RECORDS SUPPLIED
§

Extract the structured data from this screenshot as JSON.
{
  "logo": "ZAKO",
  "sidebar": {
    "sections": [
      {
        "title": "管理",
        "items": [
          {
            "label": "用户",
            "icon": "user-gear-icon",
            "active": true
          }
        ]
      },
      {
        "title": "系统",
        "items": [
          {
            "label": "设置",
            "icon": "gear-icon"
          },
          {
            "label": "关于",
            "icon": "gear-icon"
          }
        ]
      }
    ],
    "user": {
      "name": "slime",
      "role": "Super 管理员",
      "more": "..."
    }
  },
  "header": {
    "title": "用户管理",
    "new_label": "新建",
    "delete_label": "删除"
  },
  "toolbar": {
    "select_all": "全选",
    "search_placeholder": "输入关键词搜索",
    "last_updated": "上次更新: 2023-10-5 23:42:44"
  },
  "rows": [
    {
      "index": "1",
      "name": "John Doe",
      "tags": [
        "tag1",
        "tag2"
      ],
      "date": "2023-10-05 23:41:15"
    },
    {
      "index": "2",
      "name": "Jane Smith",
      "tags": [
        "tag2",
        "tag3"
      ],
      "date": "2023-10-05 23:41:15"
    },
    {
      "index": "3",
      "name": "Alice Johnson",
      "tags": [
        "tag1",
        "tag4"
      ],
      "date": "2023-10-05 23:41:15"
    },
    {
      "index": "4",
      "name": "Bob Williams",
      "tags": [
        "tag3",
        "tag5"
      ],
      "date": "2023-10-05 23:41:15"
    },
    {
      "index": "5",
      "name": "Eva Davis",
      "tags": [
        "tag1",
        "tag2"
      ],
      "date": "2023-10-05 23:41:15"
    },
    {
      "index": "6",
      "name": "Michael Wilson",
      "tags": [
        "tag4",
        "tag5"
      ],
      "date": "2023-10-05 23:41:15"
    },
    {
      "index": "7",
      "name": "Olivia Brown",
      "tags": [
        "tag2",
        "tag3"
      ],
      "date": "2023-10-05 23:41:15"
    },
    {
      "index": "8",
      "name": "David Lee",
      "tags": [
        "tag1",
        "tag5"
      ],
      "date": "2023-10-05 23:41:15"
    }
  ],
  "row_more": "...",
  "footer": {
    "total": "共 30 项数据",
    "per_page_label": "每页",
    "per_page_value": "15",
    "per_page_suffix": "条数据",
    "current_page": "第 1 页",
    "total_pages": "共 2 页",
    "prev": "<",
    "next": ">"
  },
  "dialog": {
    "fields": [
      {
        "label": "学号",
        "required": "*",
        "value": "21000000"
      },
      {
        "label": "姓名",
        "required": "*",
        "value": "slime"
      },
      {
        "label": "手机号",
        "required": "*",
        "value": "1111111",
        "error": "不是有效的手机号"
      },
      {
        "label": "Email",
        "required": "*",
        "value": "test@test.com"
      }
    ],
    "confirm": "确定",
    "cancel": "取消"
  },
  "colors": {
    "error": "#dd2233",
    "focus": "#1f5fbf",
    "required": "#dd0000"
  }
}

§

WHAT THE EXERCISE ASKS
Gather every line from the listing above in which "name" appears, and copy those lines.

RESPONSE TO THE TASK
      "name": "slime",
      "name": "John Doe",
      "name": "Jane Smith",
      "name": "Alice Johnson",
      "name": "Bob Williams",
      "name": "Eva Davis",
      "name": "Michael Wilson",
      "name": "Olivia Brown",
      "name": "David Lee",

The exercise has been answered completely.